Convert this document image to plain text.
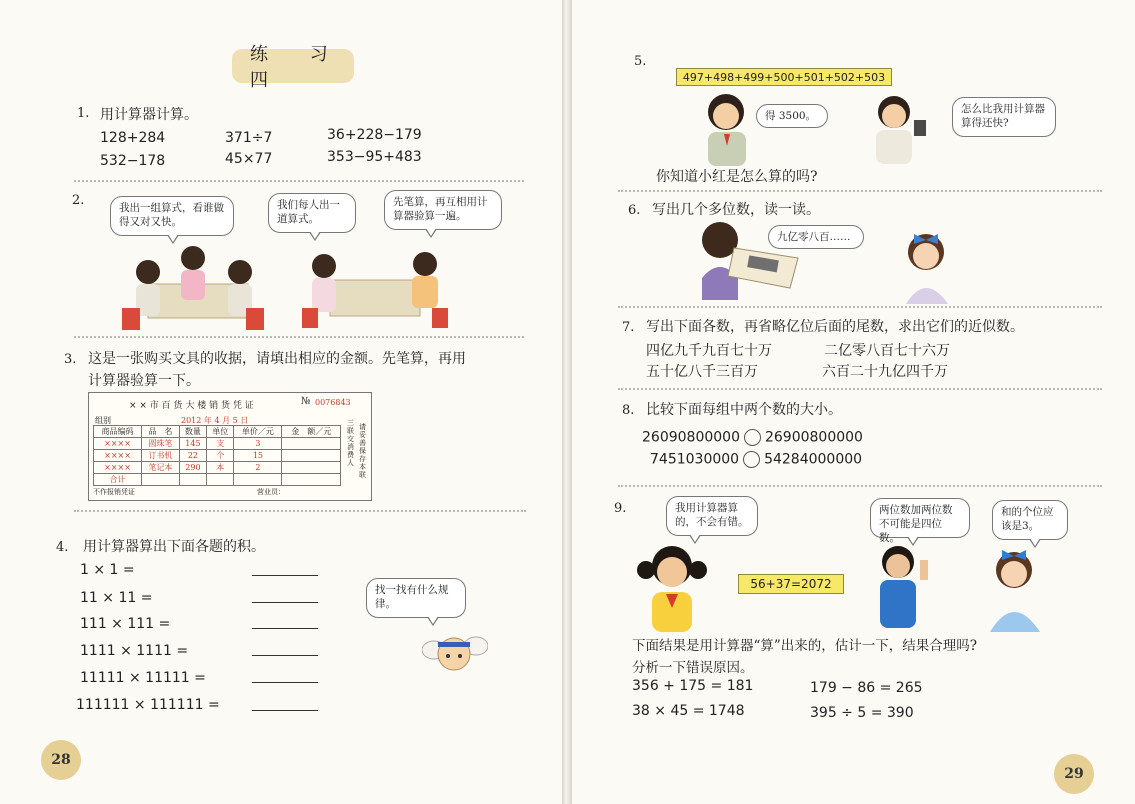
练 习 四
1. 用计算器计算。
128+284	371÷7	36+228−179
532−178	45×77	353−95+483
2.	我出一组算式，看谁做得又对又快。
我们每人出一道算式。
先笔算，再互相用计算器验算一遍。
3. 这是一张购买文具的收据，请填出相应的金额。先笔算，再用
计算器验算一下。
× × 市 百 货 大 楼 销 货 凭 证	№ 0076843
组别	2012 年 4 月 5 日
商品编码	品　名	数量	单位	单价／元	金　额／元
××××	圆珠笔	145	支	3	
××××	订书机	22	个	15	
××××	笔记本	290	本	2	
合计					
三联 交消费人
请妥善保存本联
不作报销凭证	营业员：
4. 用计算器算出下面各题的积。
1 × 1 =
11 × 11 =
111 × 111 =
1111 × 1111 =
11111 × 11111 =
111111 × 111111 =
找一找有什么规律。
28
5.
497+498+499+500+501+502+503
得 3500。
怎么比我用计算器算得还快?
你知道小红是怎么算的吗?
6. 写出几个多位数，读一读。
九亿零八百……
7. 写出下面各数，再省略亿位后面的尾数，求出它们的近似数。
四亿九千九百七十万	二亿零八百七十六万
五十亿八千三百万	六百二十九亿四千万
8. 比较下面每组中两个数的大小。
26090800000 26900800000
7451030000 54284000000
9.	我用计算器算的，不会有错。
56+37=2072
两位数加两位数不可能是四位数。
和的个位应该是3。
下面结果是用计算器“算”出来的，估计一下，结果合理吗?
分析一下错误原因。
356 + 175 = 181	179 − 86 = 265
38 × 45 = 1748	395 ÷ 5 = 390
29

----

(Aim): From the material above, reproduce everything verbatim except the pictures.

(Exercise result):
Convert this document image to plain text.
练 习 四
1. 用计算器计算。
128+284	371÷7	36+228−179
532−178	45×77	353−95+483
2.	我出一组算式，看谁做得又对又快。
我们每人出一道算式。
先笔算，再互相用计算器验算一遍。
3. 这是一张购买文具的收据，请填出相应的金额。先笔算，再用
计算器验算一下。
× × 市 百 货 大 楼 销 货 凭 证	№ 0076843
组别	2012 年 4 月 5 日
商品编码	品　名	数量	单位	单价／元	金　额／元
××××	圆珠笔	145	支	3	
××××	订书机	22	个	15	
××××	笔记本	290	本	2	
合计					
三联 交消费人
请妥善保存本联
不作报销凭证	营业员：
4. 用计算器算出下面各题的积。
1 × 1 =
11 × 11 =
111 × 111 =
1111 × 1111 =
11111 × 11111 =
111111 × 111111 =
找一找有什么规律。
28
5.
497+498+499+500+501+502+503
得 3500。
怎么比我用计算器算得还快?
你知道小红是怎么算的吗?
6. 写出几个多位数，读一读。
九亿零八百……
7. 写出下面各数，再省略亿位后面的尾数，求出它们的近似数。
四亿九千九百七十万	二亿零八百七十六万
五十亿八千三百万	六百二十九亿四千万
8. 比较下面每组中两个数的大小。
26090800000 26900800000
7451030000 54284000000
9.	我用计算器算的，不会有错。
56+37=2072
两位数加两位数不可能是四位数。
和的个位应该是3。
下面结果是用计算器“算”出来的，估计一下，结果合理吗?
分析一下错误原因。
356 + 175 = 181	179 − 86 = 265
38 × 45 = 1748	395 ÷ 5 = 390
29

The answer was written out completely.